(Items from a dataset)

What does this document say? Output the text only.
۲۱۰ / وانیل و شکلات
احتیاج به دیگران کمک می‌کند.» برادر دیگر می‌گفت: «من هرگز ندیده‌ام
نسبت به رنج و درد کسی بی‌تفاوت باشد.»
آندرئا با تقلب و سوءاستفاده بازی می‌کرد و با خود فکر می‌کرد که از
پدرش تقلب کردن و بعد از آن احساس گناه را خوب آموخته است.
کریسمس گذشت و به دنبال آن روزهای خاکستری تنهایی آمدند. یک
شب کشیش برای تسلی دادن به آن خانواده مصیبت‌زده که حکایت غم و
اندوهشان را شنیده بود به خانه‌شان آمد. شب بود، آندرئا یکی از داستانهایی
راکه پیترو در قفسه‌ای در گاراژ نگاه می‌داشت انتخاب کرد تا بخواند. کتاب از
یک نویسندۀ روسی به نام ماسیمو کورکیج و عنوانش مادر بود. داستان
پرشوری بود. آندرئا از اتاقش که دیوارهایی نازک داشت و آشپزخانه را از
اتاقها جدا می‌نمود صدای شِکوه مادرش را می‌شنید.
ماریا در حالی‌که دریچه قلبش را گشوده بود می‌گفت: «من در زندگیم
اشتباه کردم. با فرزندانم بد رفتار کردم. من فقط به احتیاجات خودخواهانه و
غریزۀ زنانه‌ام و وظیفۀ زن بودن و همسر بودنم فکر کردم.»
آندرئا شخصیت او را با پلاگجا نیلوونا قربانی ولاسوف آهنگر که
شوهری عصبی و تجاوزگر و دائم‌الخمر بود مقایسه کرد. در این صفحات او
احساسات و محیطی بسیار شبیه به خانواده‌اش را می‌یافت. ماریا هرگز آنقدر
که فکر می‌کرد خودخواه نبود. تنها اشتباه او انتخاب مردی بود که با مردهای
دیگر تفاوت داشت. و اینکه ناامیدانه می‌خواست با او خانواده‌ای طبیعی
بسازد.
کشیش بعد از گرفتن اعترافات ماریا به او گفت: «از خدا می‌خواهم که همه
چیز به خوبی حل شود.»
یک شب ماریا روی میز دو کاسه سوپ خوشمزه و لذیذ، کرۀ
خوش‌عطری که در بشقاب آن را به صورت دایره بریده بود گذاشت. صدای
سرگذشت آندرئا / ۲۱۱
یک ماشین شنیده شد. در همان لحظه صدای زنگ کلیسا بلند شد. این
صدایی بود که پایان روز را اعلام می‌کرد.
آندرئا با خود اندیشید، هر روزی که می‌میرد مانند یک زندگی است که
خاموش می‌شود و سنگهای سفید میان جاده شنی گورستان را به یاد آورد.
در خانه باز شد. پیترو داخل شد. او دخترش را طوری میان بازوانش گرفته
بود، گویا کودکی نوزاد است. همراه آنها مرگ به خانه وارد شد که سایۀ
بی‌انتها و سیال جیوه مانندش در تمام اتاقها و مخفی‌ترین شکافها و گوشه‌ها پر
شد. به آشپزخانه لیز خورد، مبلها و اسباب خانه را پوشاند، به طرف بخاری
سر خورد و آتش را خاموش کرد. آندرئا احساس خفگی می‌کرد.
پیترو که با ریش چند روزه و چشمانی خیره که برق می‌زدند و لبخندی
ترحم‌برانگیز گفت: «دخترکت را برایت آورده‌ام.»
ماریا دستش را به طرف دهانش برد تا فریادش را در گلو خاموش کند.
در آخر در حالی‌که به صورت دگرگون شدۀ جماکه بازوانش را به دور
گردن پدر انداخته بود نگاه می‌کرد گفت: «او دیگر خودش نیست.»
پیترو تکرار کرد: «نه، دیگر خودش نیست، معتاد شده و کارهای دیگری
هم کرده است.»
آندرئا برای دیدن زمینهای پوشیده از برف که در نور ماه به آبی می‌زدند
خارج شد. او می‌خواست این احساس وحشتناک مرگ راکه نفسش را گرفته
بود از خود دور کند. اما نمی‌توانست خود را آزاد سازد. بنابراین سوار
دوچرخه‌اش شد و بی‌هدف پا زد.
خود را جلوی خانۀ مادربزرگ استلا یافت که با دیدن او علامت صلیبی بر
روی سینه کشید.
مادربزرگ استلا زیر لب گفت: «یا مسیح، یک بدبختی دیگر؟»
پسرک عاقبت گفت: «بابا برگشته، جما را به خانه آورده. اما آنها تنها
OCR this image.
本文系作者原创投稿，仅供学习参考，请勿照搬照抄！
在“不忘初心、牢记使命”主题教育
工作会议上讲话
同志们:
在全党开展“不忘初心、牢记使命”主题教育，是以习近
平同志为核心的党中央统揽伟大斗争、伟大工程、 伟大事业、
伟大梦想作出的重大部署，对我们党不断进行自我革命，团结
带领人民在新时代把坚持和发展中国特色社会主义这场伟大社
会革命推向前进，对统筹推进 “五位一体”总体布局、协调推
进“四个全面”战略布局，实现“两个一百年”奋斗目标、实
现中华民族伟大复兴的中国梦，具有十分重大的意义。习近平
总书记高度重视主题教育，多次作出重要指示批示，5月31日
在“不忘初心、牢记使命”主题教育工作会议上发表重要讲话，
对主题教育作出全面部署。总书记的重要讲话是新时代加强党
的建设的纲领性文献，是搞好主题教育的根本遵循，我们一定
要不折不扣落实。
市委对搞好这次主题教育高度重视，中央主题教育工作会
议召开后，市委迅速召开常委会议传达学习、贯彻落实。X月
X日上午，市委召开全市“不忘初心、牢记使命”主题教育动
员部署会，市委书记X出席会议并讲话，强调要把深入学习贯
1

● Set exercise
Extract, word for word, each line of the listing above.

● Reply to the exercise
What does this document say? Output the text only.
۲۱۰ / وانیل و شکلات
احتیاج به دیگران کمک می‌کند.» برادر دیگر می‌گفت: «من هرگز ندیده‌ام
نسبت به رنج و درد کسی بی‌تفاوت باشد.»
آندرئا با تقلب و سوءاستفاده بازی می‌کرد و با خود فکر می‌کرد که از
پدرش تقلب کردن و بعد از آن احساس گناه را خوب آموخته است.
کریسمس گذشت و به دنبال آن روزهای خاکستری تنهایی آمدند. یک
شب کشیش برای تسلی دادن به آن خانواده مصیبت‌زده که حکایت غم و
اندوهشان را شنیده بود به خانه‌شان آمد. شب بود، آندرئا یکی از داستانهایی
راکه پیترو در قفسه‌ای در گاراژ نگاه می‌داشت انتخاب کرد تا بخواند. کتاب از
یک نویسندۀ روسی به نام ماسیمو کورکیج و عنوانش مادر بود. داستان
پرشوری بود. آندرئا از اتاقش که دیوارهایی نازک داشت و آشپزخانه را از
اتاقها جدا می‌نمود صدای شِکوه مادرش را می‌شنید.
ماریا در حالی‌که دریچه قلبش را گشوده بود می‌گفت: «من در زندگیم
اشتباه کردم. با فرزندانم بد رفتار کردم. من فقط به احتیاجات خودخواهانه و
غریزۀ زنانه‌ام و وظیفۀ زن بودن و همسر بودنم فکر کردم.»
آندرئا شخصیت او را با پلاگجا نیلوونا قربانی ولاسوف آهنگر که
شوهری عصبی و تجاوزگر و دائم‌الخمر بود مقایسه کرد. در این صفحات او
احساسات و محیطی بسیار شبیه به خانواده‌اش را می‌یافت. ماریا هرگز آنقدر
که فکر می‌کرد خودخواه نبود. تنها اشتباه او انتخاب مردی بود که با مردهای
دیگر تفاوت داشت. و اینکه ناامیدانه می‌خواست با او خانواده‌ای طبیعی
بسازد.
کشیش بعد از گرفتن اعترافات ماریا به او گفت: «از خدا می‌خواهم که همه
چیز به خوبی حل شود.»
یک شب ماریا روی میز دو کاسه سوپ خوشمزه و لذیذ، کرۀ
خوش‌عطری که در بشقاب آن را به صورت دایره بریده بود گذاشت. صدای
سرگذشت آندرئا / ۲۱۱
یک ماشین شنیده شد. در همان لحظه صدای زنگ کلیسا بلند شد. این
صدایی بود که پایان روز را اعلام می‌کرد.
آندرئا با خود اندیشید، هر روزی که می‌میرد مانند یک زندگی است که
خاموش می‌شود و سنگهای سفید میان جاده شنی گورستان را به یاد آورد.
در خانه باز شد. پیترو داخل شد. او دخترش را طوری میان بازوانش گرفته
بود، گویا کودکی نوزاد است. همراه آنها مرگ به خانه وارد شد که سایۀ
بی‌انتها و سیال جیوه مانندش در تمام اتاقها و مخفی‌ترین شکافها و گوشه‌ها پر
شد. به آشپزخانه لیز خورد، مبلها و اسباب خانه را پوشاند، به طرف بخاری
سر خورد و آتش را خاموش کرد. آندرئا احساس خفگی می‌کرد.
پیترو که با ریش چند روزه و چشمانی خیره که برق می‌زدند و لبخندی
ترحم‌برانگیز گفت: «دخترکت را برایت آورده‌ام.»
ماریا دستش را به طرف دهانش برد تا فریادش را در گلو خاموش کند.
در آخر در حالی‌که به صورت دگرگون شدۀ جماکه بازوانش را به دور
گردن پدر انداخته بود نگاه می‌کرد گفت: «او دیگر خودش نیست.»
پیترو تکرار کرد: «نه، دیگر خودش نیست، معتاد شده و کارهای دیگری
هم کرده است.»
آندرئا برای دیدن زمینهای پوشیده از برف که در نور ماه به آبی می‌زدند
خارج شد. او می‌خواست این احساس وحشتناک مرگ راکه نفسش را گرفته
بود از خود دور کند. اما نمی‌توانست خود را آزاد سازد. بنابراین سوار
دوچرخه‌اش شد و بی‌هدف پا زد.
خود را جلوی خانۀ مادربزرگ استلا یافت که با دیدن او علامت صلیبی بر
روی سینه کشید.
مادربزرگ استلا زیر لب گفت: «یا مسیح، یک بدبختی دیگر؟»
پسرک عاقبت گفت: «بابا برگشته، جما را به خانه آورده. اما آنها تنها
OCR this image.
本文系作者原创投稿，仅供学习参考，请勿照搬照抄！
在“不忘初心、牢记使命”主题教育
工作会议上讲话
同志们:
在全党开展“不忘初心、牢记使命”主题教育，是以习近
平同志为核心的党中央统揽伟大斗争、伟大工程、 伟大事业、
伟大梦想作出的重大部署，对我们党不断进行自我革命，团结
带领人民在新时代把坚持和发展中国特色社会主义这场伟大社
会革命推向前进，对统筹推进 “五位一体”总体布局、协调推
进“四个全面”战略布局，实现“两个一百年”奋斗目标、实
现中华民族伟大复兴的中国梦，具有十分重大的意义。习近平
总书记高度重视主题教育，多次作出重要指示批示，5月31日
在“不忘初心、牢记使命”主题教育工作会议上发表重要讲话，
对主题教育作出全面部署。总书记的重要讲话是新时代加强党
的建设的纲领性文献，是搞好主题教育的根本遵循，我们一定
要不折不扣落实。
市委对搞好这次主题教育高度重视，中央主题教育工作会
议召开后，市委迅速召开常委会议传达学习、贯彻落实。X月
X日上午，市委召开全市“不忘初心、牢记使命”主题教育动
员部署会，市委书记X出席会议并讲话，强调要把深入学习贯
1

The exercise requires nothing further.